WHAT YOU ARE ASKED TO DO: Reproduce the items below, swapping "candle" for "bar" wherever it occurs and leaving everything else unchanged.

INPUT:
※

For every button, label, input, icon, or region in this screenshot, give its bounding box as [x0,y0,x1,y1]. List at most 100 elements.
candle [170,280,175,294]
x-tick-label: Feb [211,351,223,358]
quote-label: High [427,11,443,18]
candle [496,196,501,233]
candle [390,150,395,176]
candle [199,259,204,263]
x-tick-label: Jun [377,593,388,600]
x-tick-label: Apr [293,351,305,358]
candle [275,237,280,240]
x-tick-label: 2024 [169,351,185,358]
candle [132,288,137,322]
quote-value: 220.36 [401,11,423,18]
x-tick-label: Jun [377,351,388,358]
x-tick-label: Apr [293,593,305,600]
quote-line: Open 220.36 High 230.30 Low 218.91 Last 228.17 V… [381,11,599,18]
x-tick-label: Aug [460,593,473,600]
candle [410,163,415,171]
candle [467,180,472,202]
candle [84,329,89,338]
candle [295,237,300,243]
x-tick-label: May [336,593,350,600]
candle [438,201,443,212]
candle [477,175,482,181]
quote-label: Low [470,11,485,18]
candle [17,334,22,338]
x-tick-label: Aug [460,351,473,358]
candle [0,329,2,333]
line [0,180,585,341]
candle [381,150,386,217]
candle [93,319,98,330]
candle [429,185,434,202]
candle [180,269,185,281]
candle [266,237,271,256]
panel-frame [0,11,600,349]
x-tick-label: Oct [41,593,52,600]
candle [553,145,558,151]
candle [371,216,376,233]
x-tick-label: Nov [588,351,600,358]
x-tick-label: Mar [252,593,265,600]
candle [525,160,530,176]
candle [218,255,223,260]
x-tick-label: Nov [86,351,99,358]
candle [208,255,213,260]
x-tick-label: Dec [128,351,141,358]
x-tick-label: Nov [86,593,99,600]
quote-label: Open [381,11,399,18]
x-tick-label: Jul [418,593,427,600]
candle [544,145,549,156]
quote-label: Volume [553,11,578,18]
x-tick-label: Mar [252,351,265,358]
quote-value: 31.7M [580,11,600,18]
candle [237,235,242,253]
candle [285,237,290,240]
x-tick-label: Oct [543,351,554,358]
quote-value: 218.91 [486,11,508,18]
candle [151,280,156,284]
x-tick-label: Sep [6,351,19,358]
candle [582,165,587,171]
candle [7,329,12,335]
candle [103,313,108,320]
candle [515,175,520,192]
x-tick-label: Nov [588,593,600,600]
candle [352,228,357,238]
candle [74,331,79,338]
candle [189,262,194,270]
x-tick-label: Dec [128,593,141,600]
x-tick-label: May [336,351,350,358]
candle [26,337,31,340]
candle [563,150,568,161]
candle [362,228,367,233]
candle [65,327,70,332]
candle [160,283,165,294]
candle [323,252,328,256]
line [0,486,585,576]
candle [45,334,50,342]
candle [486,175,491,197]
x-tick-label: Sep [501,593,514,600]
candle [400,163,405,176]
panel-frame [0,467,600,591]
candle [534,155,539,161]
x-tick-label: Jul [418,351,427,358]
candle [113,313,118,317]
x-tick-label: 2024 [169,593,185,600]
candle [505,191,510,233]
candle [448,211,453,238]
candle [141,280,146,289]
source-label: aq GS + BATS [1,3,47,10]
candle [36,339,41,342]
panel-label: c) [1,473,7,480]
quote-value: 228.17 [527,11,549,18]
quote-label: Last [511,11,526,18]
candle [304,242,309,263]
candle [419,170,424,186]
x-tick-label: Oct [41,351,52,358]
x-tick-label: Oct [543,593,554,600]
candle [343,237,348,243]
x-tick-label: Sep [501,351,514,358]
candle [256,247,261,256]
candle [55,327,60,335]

※

ANSWER TO THE PROBLEM:
For every button, label, input, icon, or region in this screenshot, give its bounding box as [x0,y0,x1,y1]. List at most 100 elements.
bar [170,280,175,294]
x-tick-label: Feb [211,351,223,358]
quote-label: High [427,11,443,18]
bar [496,196,501,233]
bar [390,150,395,176]
bar [199,259,204,263]
x-tick-label: Jun [377,593,388,600]
x-tick-label: Apr [293,351,305,358]
bar [275,237,280,240]
x-tick-label: 2024 [169,351,185,358]
bar [132,288,137,322]
quote-value: 220.36 [401,11,423,18]
x-tick-label: Jun [377,351,388,358]
x-tick-label: Apr [293,593,305,600]
quote-line: Open 220.36 High 230.30 Low 218.91 Last 228.17 V… [381,11,599,18]
x-tick-label: Aug [460,593,473,600]
bar [410,163,415,171]
bar [467,180,472,202]
bar [84,329,89,338]
bar [295,237,300,243]
x-tick-label: May [336,593,350,600]
bar [438,201,443,212]
bar [477,175,482,181]
quote-label: Low [470,11,485,18]
bar [17,334,22,338]
x-tick-label: Aug [460,351,473,358]
bar [0,329,2,333]
line [0,180,585,341]
bar [381,150,386,217]
bar [93,319,98,330]
bar [429,185,434,202]
bar [180,269,185,281]
bar [266,237,271,256]
panel-frame [0,11,600,349]
x-tick-label: Oct [41,593,52,600]
bar [553,145,558,151]
bar [371,216,376,233]
x-tick-label: Nov [588,351,600,358]
x-tick-label: Mar [252,593,265,600]
bar [525,160,530,176]
bar [218,255,223,260]
x-tick-label: Nov [86,351,99,358]
bar [208,255,213,260]
x-tick-label: Dec [128,351,141,358]
x-tick-label: Nov [86,593,99,600]
quote-label: Open [381,11,399,18]
x-tick-label: Jul [418,593,427,600]
bar [544,145,549,156]
quote-label: Volume [553,11,578,18]
x-tick-label: Mar [252,351,265,358]
quote-value: 31.7M [580,11,600,18]
bar [237,235,242,253]
bar [285,237,290,240]
x-tick-label: Oct [543,351,554,358]
quote-value: 218.91 [486,11,508,18]
bar [151,280,156,284]
x-tick-label: Sep [6,351,19,358]
bar [582,165,587,171]
bar [7,329,12,335]
bar [103,313,108,320]
bar [515,175,520,192]
x-tick-label: Nov [588,593,600,600]
bar [352,228,357,238]
bar [74,331,79,338]
bar [189,262,194,270]
x-tick-label: Dec [128,593,141,600]
x-tick-label: May [336,351,350,358]
bar [26,337,31,340]
bar [563,150,568,161]
bar [362,228,367,233]
bar [65,327,70,332]
bar [160,283,165,294]
bar [323,252,328,256]
line [0,486,585,576]
bar [45,334,50,342]
bar [486,175,491,197]
x-tick-label: Sep [501,593,514,600]
bar [400,163,405,176]
panel-frame [0,467,600,591]
bar [534,155,539,161]
x-tick-label: Jul [418,351,427,358]
bar [113,313,118,317]
x-tick-label: 2024 [169,593,185,600]
bar [505,191,510,233]
bar [448,211,453,238]
bar [141,280,146,289]
source-label: aq GS + BATS [1,3,47,10]
bar [36,339,41,342]
panel-label: c) [1,473,7,480]
quote-value: 228.17 [527,11,549,18]
quote-label: Last [511,11,526,18]
bar [304,242,309,263]
bar [419,170,424,186]
x-tick-label: Oct [41,351,52,358]
x-tick-label: Oct [543,593,554,600]
bar [343,237,348,243]
x-tick-label: Sep [501,351,514,358]
bar [256,247,261,256]
bar [55,327,60,335]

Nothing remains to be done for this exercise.